• DIRECTION:
Write out the whole listing again, exactly.

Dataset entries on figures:
_ _ _ _ _ _ _
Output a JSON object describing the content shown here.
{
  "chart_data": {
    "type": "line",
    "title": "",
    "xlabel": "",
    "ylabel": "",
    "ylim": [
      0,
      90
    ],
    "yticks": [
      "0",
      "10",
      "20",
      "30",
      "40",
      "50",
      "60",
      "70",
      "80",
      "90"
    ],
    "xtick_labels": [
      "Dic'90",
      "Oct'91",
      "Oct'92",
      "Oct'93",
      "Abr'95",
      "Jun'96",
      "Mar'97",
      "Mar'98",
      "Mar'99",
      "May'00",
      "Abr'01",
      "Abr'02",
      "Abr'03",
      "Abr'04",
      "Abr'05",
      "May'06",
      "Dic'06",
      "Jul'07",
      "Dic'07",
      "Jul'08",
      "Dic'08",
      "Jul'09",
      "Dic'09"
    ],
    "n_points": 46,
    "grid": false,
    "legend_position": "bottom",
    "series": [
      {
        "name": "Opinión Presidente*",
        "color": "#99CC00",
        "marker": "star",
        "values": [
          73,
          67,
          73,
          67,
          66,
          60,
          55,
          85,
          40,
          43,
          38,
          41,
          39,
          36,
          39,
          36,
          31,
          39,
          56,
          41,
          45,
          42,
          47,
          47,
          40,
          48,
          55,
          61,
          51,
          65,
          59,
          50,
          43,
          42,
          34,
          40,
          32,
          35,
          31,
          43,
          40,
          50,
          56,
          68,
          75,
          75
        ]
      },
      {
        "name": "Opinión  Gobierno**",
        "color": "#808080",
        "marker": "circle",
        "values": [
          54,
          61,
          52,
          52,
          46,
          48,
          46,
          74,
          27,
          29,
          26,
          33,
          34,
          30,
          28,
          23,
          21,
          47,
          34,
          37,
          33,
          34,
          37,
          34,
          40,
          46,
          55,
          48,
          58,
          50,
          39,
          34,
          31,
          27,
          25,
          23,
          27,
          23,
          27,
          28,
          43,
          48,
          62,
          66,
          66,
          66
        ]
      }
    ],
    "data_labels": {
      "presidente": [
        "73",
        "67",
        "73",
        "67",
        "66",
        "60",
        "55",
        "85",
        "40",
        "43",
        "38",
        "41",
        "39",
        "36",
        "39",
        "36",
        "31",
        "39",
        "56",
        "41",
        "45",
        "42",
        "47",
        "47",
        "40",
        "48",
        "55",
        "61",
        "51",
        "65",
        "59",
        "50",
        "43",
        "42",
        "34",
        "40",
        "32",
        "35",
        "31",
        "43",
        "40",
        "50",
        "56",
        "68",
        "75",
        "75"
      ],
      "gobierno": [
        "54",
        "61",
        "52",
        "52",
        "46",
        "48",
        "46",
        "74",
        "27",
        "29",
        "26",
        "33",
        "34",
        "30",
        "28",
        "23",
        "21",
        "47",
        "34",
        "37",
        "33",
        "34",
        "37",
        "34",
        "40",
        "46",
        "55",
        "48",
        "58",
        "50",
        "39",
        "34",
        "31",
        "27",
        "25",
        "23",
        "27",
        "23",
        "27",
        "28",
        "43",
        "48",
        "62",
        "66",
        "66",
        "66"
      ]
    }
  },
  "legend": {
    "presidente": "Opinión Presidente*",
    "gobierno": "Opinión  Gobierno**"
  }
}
_ _ _ _ _ _ _
• RESULT OF THIS TASK:
Output a JSON object describing the content shown here.
{
  "chart_data": {
    "type": "line",
    "title": "",
    "xlabel": "",
    "ylabel": "",
    "ylim": [
      0,
      90
    ],
    "yticks": [
      "0",
      "10",
      "20",
      "30",
      "40",
      "50",
      "60",
      "70",
      "80",
      "90"
    ],
    "xtick_labels": [
      "Dic'90",
      "Oct'91",
      "Oct'92",
      "Oct'93",
      "Abr'95",
      "Jun'96",
      "Mar'97",
      "Mar'98",
      "Mar'99",
      "May'00",
      "Abr'01",
      "Abr'02",
      "Abr'03",
      "Abr'04",
      "Abr'05",
      "May'06",
      "Dic'06",
      "Jul'07",
      "Dic'07",
      "Jul'08",
      "Dic'08",
      "Jul'09",
      "Dic'09"
    ],
    "n_points": 46,
    "grid": false,
    "legend_position": "bottom",
    "series": [
      {
        "name": "Opinión Presidente*",
        "color": "#99CC00",
        "marker": "star",
        "values": [
          73,
          67,
          73,
          67,
          66,
          60,
          55,
          85,
          40,
          43,
          38,
          41,
          39,
          36,
          39,
          36,
          31,
          39,
          56,
          41,
          45,
          42,
          47,
          47,
          40,
          48,
          55,
          61,
          51,
          65,
          59,
          50,
          43,
          42,
          34,
          40,
          32,
          35,
          31,
          43,
          40,
          50,
          56,
          68,
          75,
          75
        ]
      },
      {
        "name": "Opinión  Gobierno**",
        "color": "#808080",
        "marker": "circle",
        "values": [
          54,
          61,
          52,
          52,
          46,
          48,
          46,
          74,
          27,
          29,
          26,
          33,
          34,
          30,
          28,
          23,
          21,
          47,
          34,
          37,
          33,
          34,
          37,
          34,
          40,
          46,
          55,
          48,
          58,
          50,
          39,
          34,
          31,
          27,
          25,
          23,
          27,
          23,
          27,
          28,
          43,
          48,
          62,
          66,
          66,
          66
        ]
      }
    ],
    "data_labels": {
      "presidente": [
        "73",
        "67",
        "73",
        "67",
        "66",
        "60",
        "55",
        "85",
        "40",
        "43",
        "38",
        "41",
        "39",
        "36",
        "39",
        "36",
        "31",
        "39",
        "56",
        "41",
        "45",
        "42",
        "47",
        "47",
        "40",
        "48",
        "55",
        "61",
        "51",
        "65",
        "59",
        "50",
        "43",
        "42",
        "34",
        "40",
        "32",
        "35",
        "31",
        "43",
        "40",
        "50",
        "56",
        "68",
        "75",
        "75"
      ],
      "gobierno": [
        "54",
        "61",
        "52",
        "52",
        "46",
        "48",
        "46",
        "74",
        "27",
        "29",
        "26",
        "33",
        "34",
        "30",
        "28",
        "23",
        "21",
        "47",
        "34",
        "37",
        "33",
        "34",
        "37",
        "34",
        "40",
        "46",
        "55",
        "48",
        "58",
        "50",
        "39",
        "34",
        "31",
        "27",
        "25",
        "23",
        "27",
        "23",
        "27",
        "28",
        "43",
        "48",
        "62",
        "66",
        "66",
        "66"
      ]
    }
  },
  "legend": {
    "presidente": "Opinión Presidente*",
    "gobierno": "Opinión  Gobierno**"
  }
}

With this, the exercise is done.